EXERCISE DIRECTIONS →
Format the entries from the first line through the line that contains "flow-label-ignite: 点燃 (687, 416, 703, 425)" as a JSON list of strings, with one string per line and blank lines left out.

DATA LINES →
----------------------------------------

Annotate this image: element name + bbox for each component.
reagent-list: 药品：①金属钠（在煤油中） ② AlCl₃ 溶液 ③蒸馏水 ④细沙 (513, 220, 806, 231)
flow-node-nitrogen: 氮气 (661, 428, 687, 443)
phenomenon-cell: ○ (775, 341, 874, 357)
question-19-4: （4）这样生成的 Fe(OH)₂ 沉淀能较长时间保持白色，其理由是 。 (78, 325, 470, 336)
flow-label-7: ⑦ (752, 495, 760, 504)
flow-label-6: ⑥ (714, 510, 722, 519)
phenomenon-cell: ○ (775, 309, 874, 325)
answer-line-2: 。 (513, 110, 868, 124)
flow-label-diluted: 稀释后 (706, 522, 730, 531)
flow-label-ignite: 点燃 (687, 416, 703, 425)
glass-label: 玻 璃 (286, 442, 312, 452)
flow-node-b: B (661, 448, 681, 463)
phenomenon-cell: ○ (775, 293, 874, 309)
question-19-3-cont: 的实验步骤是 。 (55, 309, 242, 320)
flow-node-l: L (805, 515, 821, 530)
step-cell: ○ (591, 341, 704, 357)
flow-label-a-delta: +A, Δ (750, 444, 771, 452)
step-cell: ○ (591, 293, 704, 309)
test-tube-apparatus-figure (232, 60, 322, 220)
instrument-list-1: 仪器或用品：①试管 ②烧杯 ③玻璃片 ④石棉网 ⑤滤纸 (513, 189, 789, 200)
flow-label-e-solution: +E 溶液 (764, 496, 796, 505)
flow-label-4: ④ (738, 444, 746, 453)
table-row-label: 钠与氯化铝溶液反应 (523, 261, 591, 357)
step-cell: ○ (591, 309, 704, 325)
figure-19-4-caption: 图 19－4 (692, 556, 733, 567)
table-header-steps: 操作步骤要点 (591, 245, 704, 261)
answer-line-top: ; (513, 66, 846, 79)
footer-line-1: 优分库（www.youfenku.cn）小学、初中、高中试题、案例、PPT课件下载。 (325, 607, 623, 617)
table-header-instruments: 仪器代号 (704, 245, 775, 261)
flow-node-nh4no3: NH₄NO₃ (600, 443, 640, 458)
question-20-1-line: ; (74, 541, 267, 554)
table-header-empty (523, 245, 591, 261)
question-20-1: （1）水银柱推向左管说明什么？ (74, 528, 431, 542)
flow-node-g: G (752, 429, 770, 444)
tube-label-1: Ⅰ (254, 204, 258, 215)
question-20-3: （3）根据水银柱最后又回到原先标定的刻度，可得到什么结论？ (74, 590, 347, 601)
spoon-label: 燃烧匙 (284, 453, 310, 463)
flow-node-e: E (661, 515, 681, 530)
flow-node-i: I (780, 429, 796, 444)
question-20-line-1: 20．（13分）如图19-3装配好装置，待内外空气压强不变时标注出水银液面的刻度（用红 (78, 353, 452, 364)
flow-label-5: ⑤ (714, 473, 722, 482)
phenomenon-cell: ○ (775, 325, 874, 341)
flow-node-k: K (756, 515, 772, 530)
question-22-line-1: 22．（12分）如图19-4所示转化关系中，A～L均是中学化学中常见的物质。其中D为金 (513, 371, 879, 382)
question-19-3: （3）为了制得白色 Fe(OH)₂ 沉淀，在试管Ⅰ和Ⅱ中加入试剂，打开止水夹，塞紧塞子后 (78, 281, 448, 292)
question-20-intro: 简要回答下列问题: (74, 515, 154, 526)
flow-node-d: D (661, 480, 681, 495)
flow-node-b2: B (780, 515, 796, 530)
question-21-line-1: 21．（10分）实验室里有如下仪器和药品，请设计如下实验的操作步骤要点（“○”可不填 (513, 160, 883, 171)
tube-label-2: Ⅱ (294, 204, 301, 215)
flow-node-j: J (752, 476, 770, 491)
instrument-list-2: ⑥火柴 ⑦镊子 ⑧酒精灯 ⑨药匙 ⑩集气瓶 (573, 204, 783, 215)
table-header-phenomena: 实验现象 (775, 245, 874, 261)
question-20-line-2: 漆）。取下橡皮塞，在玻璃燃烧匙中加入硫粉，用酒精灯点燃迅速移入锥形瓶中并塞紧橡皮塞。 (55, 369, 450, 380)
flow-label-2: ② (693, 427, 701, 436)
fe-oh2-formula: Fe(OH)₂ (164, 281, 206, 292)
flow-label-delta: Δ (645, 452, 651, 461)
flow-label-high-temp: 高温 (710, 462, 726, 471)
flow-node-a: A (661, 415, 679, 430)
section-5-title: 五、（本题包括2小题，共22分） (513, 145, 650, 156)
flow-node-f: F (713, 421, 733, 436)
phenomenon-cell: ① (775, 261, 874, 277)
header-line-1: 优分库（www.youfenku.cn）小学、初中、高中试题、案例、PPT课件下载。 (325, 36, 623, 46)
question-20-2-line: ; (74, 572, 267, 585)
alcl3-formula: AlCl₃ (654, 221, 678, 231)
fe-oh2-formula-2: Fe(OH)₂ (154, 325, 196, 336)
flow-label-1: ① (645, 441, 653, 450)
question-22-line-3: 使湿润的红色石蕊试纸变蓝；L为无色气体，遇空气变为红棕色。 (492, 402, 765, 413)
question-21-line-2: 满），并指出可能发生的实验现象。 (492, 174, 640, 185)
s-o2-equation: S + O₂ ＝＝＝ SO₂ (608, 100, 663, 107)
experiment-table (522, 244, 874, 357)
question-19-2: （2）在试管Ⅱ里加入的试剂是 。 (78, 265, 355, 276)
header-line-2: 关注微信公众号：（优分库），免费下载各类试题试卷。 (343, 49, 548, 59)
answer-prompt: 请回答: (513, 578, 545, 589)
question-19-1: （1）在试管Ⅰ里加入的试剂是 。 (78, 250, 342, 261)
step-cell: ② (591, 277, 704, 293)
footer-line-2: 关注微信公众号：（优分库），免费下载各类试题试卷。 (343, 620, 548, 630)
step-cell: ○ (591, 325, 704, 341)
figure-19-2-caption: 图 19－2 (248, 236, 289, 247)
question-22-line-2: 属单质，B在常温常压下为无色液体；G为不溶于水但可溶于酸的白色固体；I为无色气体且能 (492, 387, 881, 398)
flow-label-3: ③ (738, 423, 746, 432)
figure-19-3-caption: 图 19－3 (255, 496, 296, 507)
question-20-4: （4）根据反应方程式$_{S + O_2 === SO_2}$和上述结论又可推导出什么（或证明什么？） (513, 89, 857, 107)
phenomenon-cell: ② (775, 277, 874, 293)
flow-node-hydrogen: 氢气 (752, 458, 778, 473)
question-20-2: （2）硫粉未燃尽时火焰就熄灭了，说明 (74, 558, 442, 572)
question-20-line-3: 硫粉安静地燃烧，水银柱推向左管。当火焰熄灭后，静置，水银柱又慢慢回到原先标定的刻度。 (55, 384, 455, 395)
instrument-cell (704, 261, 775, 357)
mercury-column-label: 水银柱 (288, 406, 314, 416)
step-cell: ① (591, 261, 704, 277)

----------------------------------------

WRITTEN REPLY →
[
  "Annotate this image: element name + bbox for each component.",
  "reagent-list: 药品：①金属钠（在煤油中） ② AlCl₃ 溶液 ③蒸馏水 ④细沙 (513, 220, 806, 231)",
  "flow-node-nitrogen: 氮气 (661, 428, 687, 443)",
  "phenomenon-cell: ○ (775, 341, 874, 357)",
  "question-19-4: （4）这样生成的 Fe(OH)₂ 沉淀能较长时间保持白色，其理由是 。 (78, 325, 470, 336)",
  "flow-label-7: ⑦ (752, 495, 760, 504)",
  "flow-label-6: ⑥ (714, 510, 722, 519)",
  "phenomenon-cell: ○ (775, 309, 874, 325)",
  "answer-line-2: 。 (513, 110, 868, 124)",
  "flow-label-diluted: 稀释后 (706, 522, 730, 531)",
  "flow-label-ignite: 点燃 (687, 416, 703, 425)"
]